Short task: Transcribe the full listing below exactly.

Given data:

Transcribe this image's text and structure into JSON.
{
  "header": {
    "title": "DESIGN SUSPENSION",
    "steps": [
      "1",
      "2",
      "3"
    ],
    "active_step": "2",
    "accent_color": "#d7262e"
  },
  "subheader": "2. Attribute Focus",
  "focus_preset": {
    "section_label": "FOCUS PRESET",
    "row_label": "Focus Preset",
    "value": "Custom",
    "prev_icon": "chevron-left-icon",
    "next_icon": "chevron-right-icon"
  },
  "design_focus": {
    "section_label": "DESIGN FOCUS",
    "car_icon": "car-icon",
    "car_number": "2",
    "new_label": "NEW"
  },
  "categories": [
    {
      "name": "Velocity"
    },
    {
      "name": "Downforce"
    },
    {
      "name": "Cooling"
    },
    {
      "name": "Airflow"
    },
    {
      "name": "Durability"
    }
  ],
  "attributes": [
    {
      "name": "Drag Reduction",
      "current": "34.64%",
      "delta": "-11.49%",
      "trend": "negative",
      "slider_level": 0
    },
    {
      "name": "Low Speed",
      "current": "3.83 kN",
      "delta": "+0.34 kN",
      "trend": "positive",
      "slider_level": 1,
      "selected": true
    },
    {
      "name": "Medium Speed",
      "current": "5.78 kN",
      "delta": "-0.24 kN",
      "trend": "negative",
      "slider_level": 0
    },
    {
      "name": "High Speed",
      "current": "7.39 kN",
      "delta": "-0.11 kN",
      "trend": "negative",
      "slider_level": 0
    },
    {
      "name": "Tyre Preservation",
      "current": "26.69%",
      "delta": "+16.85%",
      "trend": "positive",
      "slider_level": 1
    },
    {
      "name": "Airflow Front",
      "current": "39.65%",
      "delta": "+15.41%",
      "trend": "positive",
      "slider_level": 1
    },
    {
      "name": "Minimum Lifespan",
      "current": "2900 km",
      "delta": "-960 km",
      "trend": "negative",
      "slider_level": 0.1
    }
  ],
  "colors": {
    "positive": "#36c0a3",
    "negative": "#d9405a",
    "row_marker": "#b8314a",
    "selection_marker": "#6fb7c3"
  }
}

Full solution:
Transcribe this image's text and structure into JSON.
{
  "header": {
    "title": "DESIGN SUSPENSION",
    "steps": [
      "1",
      "2",
      "3"
    ],
    "active_step": "2",
    "accent_color": "#d7262e"
  },
  "subheader": "2. Attribute Focus",
  "focus_preset": {
    "section_label": "FOCUS PRESET",
    "row_label": "Focus Preset",
    "value": "Custom",
    "prev_icon": "chevron-left-icon",
    "next_icon": "chevron-right-icon"
  },
  "design_focus": {
    "section_label": "DESIGN FOCUS",
    "car_icon": "car-icon",
    "car_number": "2",
    "new_label": "NEW"
  },
  "categories": [
    {
      "name": "Velocity"
    },
    {
      "name": "Downforce"
    },
    {
      "name": "Cooling"
    },
    {
      "name": "Airflow"
    },
    {
      "name": "Durability"
    }
  ],
  "attributes": [
    {
      "name": "Drag Reduction",
      "current": "34.64%",
      "delta": "-11.49%",
      "trend": "negative",
      "slider_level": 0
    },
    {
      "name": "Low Speed",
      "current": "3.83 kN",
      "delta": "+0.34 kN",
      "trend": "positive",
      "slider_level": 1,
      "selected": true
    },
    {
      "name": "Medium Speed",
      "current": "5.78 kN",
      "delta": "-0.24 kN",
      "trend": "negative",
      "slider_level": 0
    },
    {
      "name": "High Speed",
      "current": "7.39 kN",
      "delta": "-0.11 kN",
      "trend": "negative",
      "slider_level": 0
    },
    {
      "name": "Tyre Preservation",
      "current": "26.69%",
      "delta": "+16.85%",
      "trend": "positive",
      "slider_level": 1
    },
    {
      "name": "Airflow Front",
      "current": "39.65%",
      "delta": "+15.41%",
      "trend": "positive",
      "slider_level": 1
    },
    {
      "name": "Minimum Lifespan",
      "current": "2900 km",
      "delta": "-960 km",
      "trend": "negative",
      "slider_level": 0.1
    }
  ],
  "colors": {
    "positive": "#36c0a3",
    "negative": "#d9405a",
    "row_marker": "#b8314a",
    "selection_marker": "#6fb7c3"
  }
}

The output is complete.